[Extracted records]
--------------------------------------------------
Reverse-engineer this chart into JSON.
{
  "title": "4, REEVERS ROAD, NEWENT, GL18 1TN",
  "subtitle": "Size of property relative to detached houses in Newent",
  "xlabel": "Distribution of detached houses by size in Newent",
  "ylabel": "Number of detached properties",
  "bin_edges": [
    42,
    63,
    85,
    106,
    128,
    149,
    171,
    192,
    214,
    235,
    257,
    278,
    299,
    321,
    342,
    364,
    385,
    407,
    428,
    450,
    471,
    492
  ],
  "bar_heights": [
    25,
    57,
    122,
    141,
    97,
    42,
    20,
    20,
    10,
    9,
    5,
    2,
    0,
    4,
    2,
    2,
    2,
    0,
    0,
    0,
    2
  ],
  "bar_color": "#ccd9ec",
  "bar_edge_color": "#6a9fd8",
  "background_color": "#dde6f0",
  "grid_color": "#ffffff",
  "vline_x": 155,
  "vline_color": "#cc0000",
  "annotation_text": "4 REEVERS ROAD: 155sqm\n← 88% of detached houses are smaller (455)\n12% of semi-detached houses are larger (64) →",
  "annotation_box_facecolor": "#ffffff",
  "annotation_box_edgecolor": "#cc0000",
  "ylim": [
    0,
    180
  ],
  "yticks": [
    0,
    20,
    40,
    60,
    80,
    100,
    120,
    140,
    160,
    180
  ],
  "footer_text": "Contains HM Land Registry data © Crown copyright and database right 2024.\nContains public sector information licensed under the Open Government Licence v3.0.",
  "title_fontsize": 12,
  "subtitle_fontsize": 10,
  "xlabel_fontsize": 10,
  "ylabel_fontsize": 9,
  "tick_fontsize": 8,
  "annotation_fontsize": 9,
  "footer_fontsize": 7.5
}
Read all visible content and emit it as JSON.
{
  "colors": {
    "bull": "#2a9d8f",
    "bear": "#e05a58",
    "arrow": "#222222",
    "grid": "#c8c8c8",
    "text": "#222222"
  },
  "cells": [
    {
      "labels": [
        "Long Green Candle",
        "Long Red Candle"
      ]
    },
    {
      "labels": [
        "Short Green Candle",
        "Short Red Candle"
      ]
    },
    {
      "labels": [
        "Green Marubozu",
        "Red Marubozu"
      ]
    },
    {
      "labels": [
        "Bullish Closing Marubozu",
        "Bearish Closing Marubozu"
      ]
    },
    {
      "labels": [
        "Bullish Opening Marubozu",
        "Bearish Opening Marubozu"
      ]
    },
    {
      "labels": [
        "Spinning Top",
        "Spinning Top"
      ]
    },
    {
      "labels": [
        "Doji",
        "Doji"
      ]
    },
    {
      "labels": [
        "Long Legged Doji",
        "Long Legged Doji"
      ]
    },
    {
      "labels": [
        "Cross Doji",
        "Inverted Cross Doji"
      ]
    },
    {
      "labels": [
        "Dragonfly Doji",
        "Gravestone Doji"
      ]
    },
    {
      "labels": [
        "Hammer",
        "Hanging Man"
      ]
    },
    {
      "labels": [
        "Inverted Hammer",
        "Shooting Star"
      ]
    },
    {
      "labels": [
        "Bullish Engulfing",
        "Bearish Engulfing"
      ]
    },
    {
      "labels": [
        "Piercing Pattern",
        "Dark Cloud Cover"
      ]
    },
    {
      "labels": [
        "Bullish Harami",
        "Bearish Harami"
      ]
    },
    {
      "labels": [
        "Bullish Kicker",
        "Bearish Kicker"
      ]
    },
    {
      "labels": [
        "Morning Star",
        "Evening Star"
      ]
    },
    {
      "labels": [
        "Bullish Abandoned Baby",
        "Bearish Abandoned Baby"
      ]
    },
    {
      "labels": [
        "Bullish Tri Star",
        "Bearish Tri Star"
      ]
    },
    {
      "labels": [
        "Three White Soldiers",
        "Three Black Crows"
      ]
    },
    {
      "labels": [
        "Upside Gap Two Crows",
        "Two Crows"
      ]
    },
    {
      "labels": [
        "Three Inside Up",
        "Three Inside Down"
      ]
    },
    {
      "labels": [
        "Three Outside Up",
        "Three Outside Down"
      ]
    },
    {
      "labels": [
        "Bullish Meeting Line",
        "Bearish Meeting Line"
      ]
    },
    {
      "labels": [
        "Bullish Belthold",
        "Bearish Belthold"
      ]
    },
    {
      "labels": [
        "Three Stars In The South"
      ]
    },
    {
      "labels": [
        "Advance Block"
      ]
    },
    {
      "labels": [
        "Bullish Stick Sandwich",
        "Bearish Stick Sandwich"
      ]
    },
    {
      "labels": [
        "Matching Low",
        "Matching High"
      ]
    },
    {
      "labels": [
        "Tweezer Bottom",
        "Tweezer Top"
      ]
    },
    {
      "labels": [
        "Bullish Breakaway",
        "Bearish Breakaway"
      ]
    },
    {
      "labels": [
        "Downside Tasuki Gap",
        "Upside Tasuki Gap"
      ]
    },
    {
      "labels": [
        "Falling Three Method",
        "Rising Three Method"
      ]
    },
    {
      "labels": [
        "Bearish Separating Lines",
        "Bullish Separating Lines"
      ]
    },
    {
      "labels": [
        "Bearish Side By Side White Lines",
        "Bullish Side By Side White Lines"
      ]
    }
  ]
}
--------------------------------------------------
→ **WHAT YOU NEED TO DO**: Using the listing above, pull out all lines that hold the word "Abandoned".

→ **RESPONSE BELOW**:
        "Bullish Abandoned Baby",
        "Bearish Abandoned Baby"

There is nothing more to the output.